▸ Given request
Every record must appear in your copy exactly as written, with no pictures.

Dataset entries

— start —

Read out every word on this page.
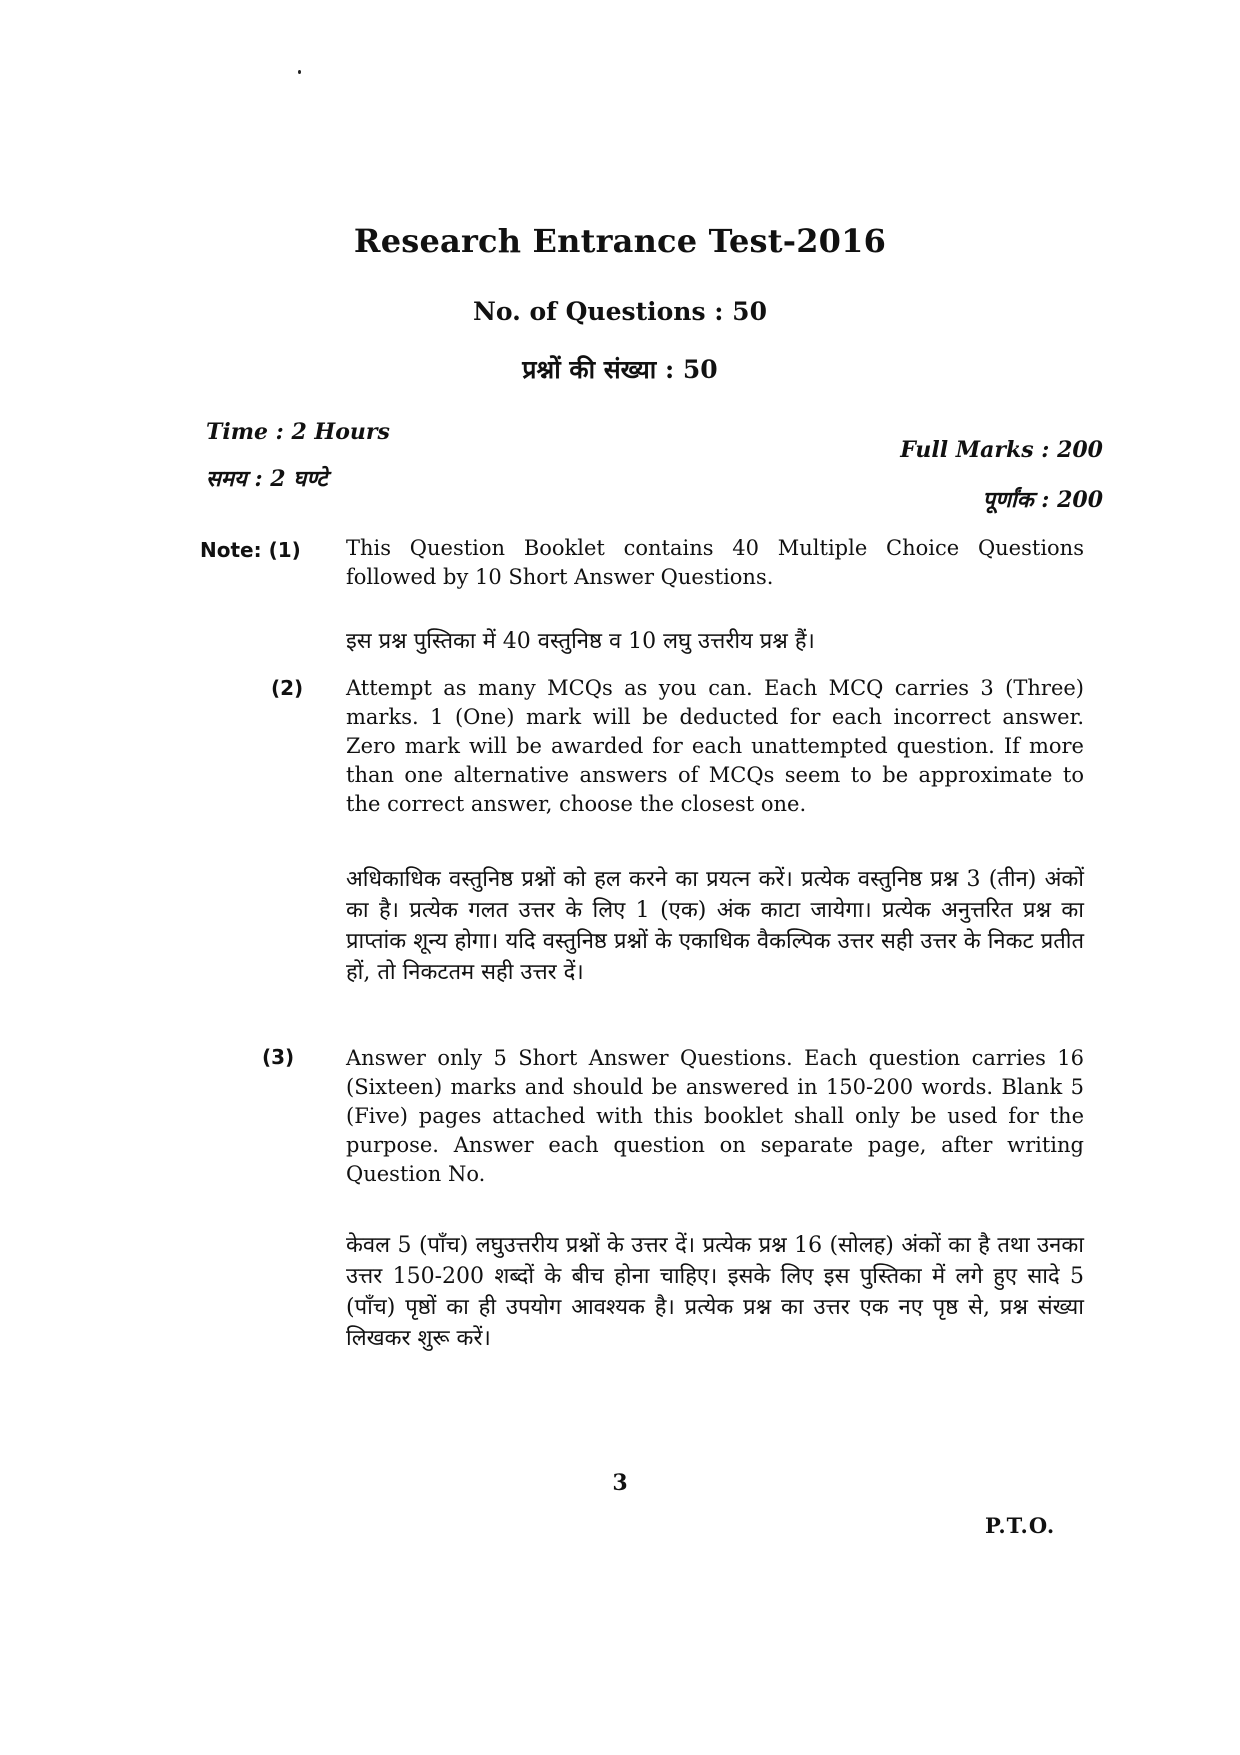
Research Entrance Test-2016
No. of Questions : 50
प्रश्नों की संख्या : 50
Time : 2 Hours
समय : 2 घण्टे
Full Marks : 200
पूर्णांक : 200
Note: (1) This Question Booklet contains 40 Multiple Choice Questions followed by 10 Short Answer Questions.
इस प्रश्न पुस्तिका में 40 वस्तुनिष्ठ व 10 लघु उत्तरीय प्रश्न हैं।
(2) Attempt as many MCQs as you can. Each MCQ carries 3 (Three) marks. 1 (One) mark will be deducted for each incorrect answer. Zero mark will be awarded for each unattempted question. If more than one alternative answers of MCQs seem to be approximate to the correct answer, choose the closest one.
अधिकाधिक वस्तुनिष्ठ प्रश्नों को हल करने का प्रयत्न करें। प्रत्येक वस्तुनिष्ठ प्रश्न 3 (तीन) अंकों का है। प्रत्येक गलत उत्तर के लिए 1 (एक) अंक काटा जायेगा। प्रत्येक अनुत्तरित प्रश्न का प्राप्तांक शून्य होगा। यदि वस्तुनिष्ठ प्रश्नों के एकाधिक वैकल्पिक उत्तर सही उत्तर के निकट प्रतीत हों, तो निकटतम सही उत्तर दें।
(3) Answer only 5 Short Answer Questions. Each question carries 16 (Sixteen) marks and should be answered in 150-200 words. Blank 5 (Five) pages attached with this booklet shall only be used for the purpose. Answer each question on separate page, after writing Question No.
केवल 5 (पाँच) लघुउत्तरीय प्रश्नों के उत्तर दें। प्रत्येक प्रश्न 16 (सोलह) अंकों का है तथा उनका उत्तर 150-200 शब्दों के बीच होना चाहिए। इसके लिए इस पुस्तिका में लगे हुए सादे 5 (पाँच) पृष्ठों का ही उपयोग आवश्यक है। प्रत्येक प्रश्न का उत्तर एक नए पृष्ठ से, प्रश्न संख्या लिखकर शुरू करें।
3
P.T.O.
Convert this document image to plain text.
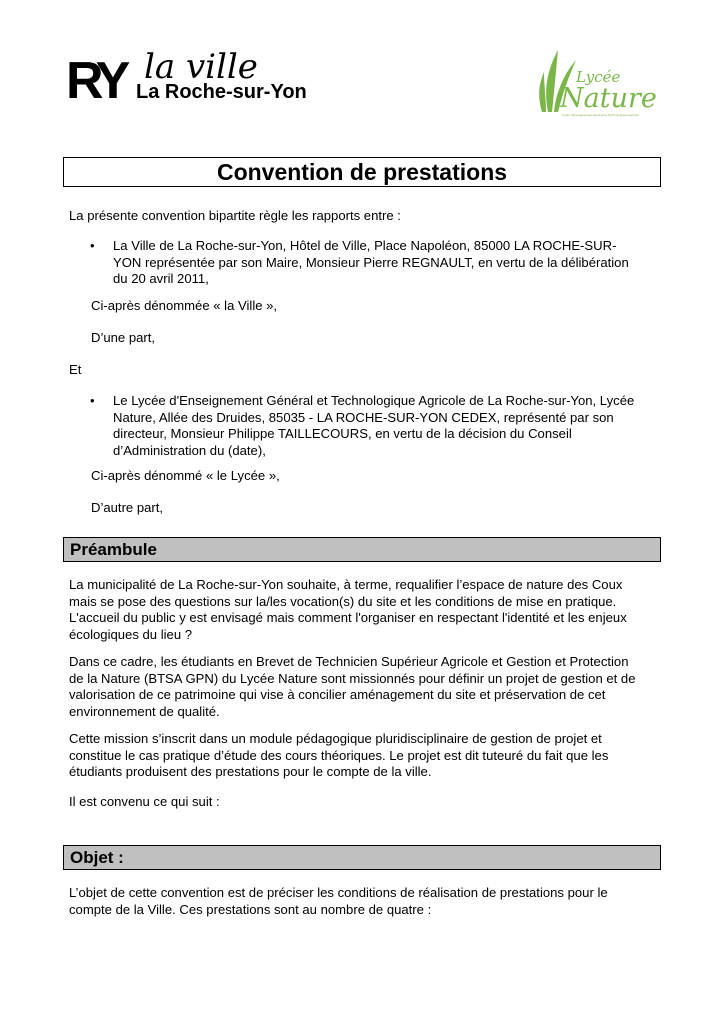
RY la ville
La Roche-sur-Yon
Lycée
Nature
Lycée d'Enseignement Général et Technologique Agricole
Convention de prestations

La présente convention bipartite règle les rapports entre :

• La Ville de La Roche-sur-Yon, Hôtel de Ville, Place Napoléon, 85000 LA ROCHE-SUR-
YON représentée par son Maire, Monsieur Pierre REGNAULT, en vertu de la délibération
du 20 avril 2011,

Ci-après dénommée « la Ville »,

D’une part,

Et

• Le Lycée d'Enseignement Général et Technologique Agricole de La Roche-sur-Yon, Lycée
Nature, Allée des Druides, 85035 - LA ROCHE-SUR-YON CEDEX, représenté par son
directeur, Monsieur Philippe TAILLECOURS, en vertu de la décision du Conseil
d’Administration du (date),

Ci-après dénommé « le Lycée »,

D’autre part,

Préambule
La municipalité de La Roche-sur-Yon souhaite, à terme, requalifier l’espace de nature des Coux
mais se pose des questions sur la/les vocation(s) du site et les conditions de mise en pratique.
L'accueil du public y est envisagé mais comment l'organiser en respectant l'identité et les enjeux
écologiques du lieu ?
Dans ce cadre, les étudiants en Brevet de Technicien Supérieur Agricole et Gestion et Protection
de la Nature (BTSA GPN) du Lycée Nature sont missionnés pour définir un projet de gestion et de
valorisation de ce patrimoine qui vise à concilier aménagement du site et préservation de cet
environnement de qualité.
Cette mission s’inscrit dans un module pédagogique pluridisciplinaire de gestion de projet et
constitue le cas pratique d’étude des cours théoriques. Le projet est dit tuteuré du fait que les
étudiants produisent des prestations pour le compte de la ville.

Il est convenu ce qui suit :

Objet :
L’objet de cette convention est de préciser les conditions de réalisation de prestations pour le
compte de la Ville. Ces prestations sont au nombre de quatre :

— end —

▸ Complete answer
Read out every word on this page.
Research Entrance Test-2016
No. of Questions : 50
प्रश्नों की संख्या : 50
Time : 2 Hours
समय : 2 घण्टे
Full Marks : 200
पूर्णांक : 200
Note: (1) This Question Booklet contains 40 Multiple Choice Questions followed by 10 Short Answer Questions.
इस प्रश्न पुस्तिका में 40 वस्तुनिष्ठ व 10 लघु उत्तरीय प्रश्न हैं।
(2) Attempt as many MCQs as you can. Each MCQ carries 3 (Three) marks. 1 (One) mark will be deducted for each incorrect answer. Zero mark will be awarded for each unattempted question. If more than one alternative answers of MCQs seem to be approximate to the correct answer, choose the closest one.
अधिकाधिक वस्तुनिष्ठ प्रश्नों को हल करने का प्रयत्न करें। प्रत्येक वस्तुनिष्ठ प्रश्न 3 (तीन) अंकों का है। प्रत्येक गलत उत्तर के लिए 1 (एक) अंक काटा जायेगा। प्रत्येक अनुत्तरित प्रश्न का प्राप्तांक शून्य होगा। यदि वस्तुनिष्ठ प्रश्नों के एकाधिक वैकल्पिक उत्तर सही उत्तर के निकट प्रतीत हों, तो निकटतम सही उत्तर दें।
(3) Answer only 5 Short Answer Questions. Each question carries 16 (Sixteen) marks and should be answered in 150-200 words. Blank 5 (Five) pages attached with this booklet shall only be used for the purpose. Answer each question on separate page, after writing Question No.
केवल 5 (पाँच) लघुउत्तरीय प्रश्नों के उत्तर दें। प्रत्येक प्रश्न 16 (सोलह) अंकों का है तथा उनका उत्तर 150-200 शब्दों के बीच होना चाहिए। इसके लिए इस पुस्तिका में लगे हुए सादे 5 (पाँच) पृष्ठों का ही उपयोग आवश्यक है। प्रत्येक प्रश्न का उत्तर एक नए पृष्ठ से, प्रश्न संख्या लिखकर शुरू करें।
3
P.T.O.
Convert this document image to plain text.
RY la ville
La Roche-sur-Yon
Lycée
Nature
Lycée d'Enseignement Général et Technologique Agricole
Convention de prestations

La présente convention bipartite règle les rapports entre :

• La Ville de La Roche-sur-Yon, Hôtel de Ville, Place Napoléon, 85000 LA ROCHE-SUR-
YON représentée par son Maire, Monsieur Pierre REGNAULT, en vertu de la délibération
du 20 avril 2011,

Ci-après dénommée « la Ville »,

D’une part,

Et

• Le Lycée d'Enseignement Général et Technologique Agricole de La Roche-sur-Yon, Lycée
Nature, Allée des Druides, 85035 - LA ROCHE-SUR-YON CEDEX, représenté par son
directeur, Monsieur Philippe TAILLECOURS, en vertu de la décision du Conseil
d’Administration du (date),

Ci-après dénommé « le Lycée »,

D’autre part,

Préambule
La municipalité de La Roche-sur-Yon souhaite, à terme, requalifier l’espace de nature des Coux
mais se pose des questions sur la/les vocation(s) du site et les conditions de mise en pratique.
L'accueil du public y est envisagé mais comment l'organiser en respectant l'identité et les enjeux
écologiques du lieu ?
Dans ce cadre, les étudiants en Brevet de Technicien Supérieur Agricole et Gestion et Protection
de la Nature (BTSA GPN) du Lycée Nature sont missionnés pour définir un projet de gestion et de
valorisation de ce patrimoine qui vise à concilier aménagement du site et préservation de cet
environnement de qualité.
Cette mission s’inscrit dans un module pédagogique pluridisciplinaire de gestion de projet et
constitue le cas pratique d’étude des cours théoriques. Le projet est dit tuteuré du fait que les
étudiants produisent des prestations pour le compte de la ville.

Il est convenu ce qui suit :

Objet :
L’objet de cette convention est de préciser les conditions de réalisation de prestations pour le
compte de la Ville. Ces prestations sont au nombre de quatre :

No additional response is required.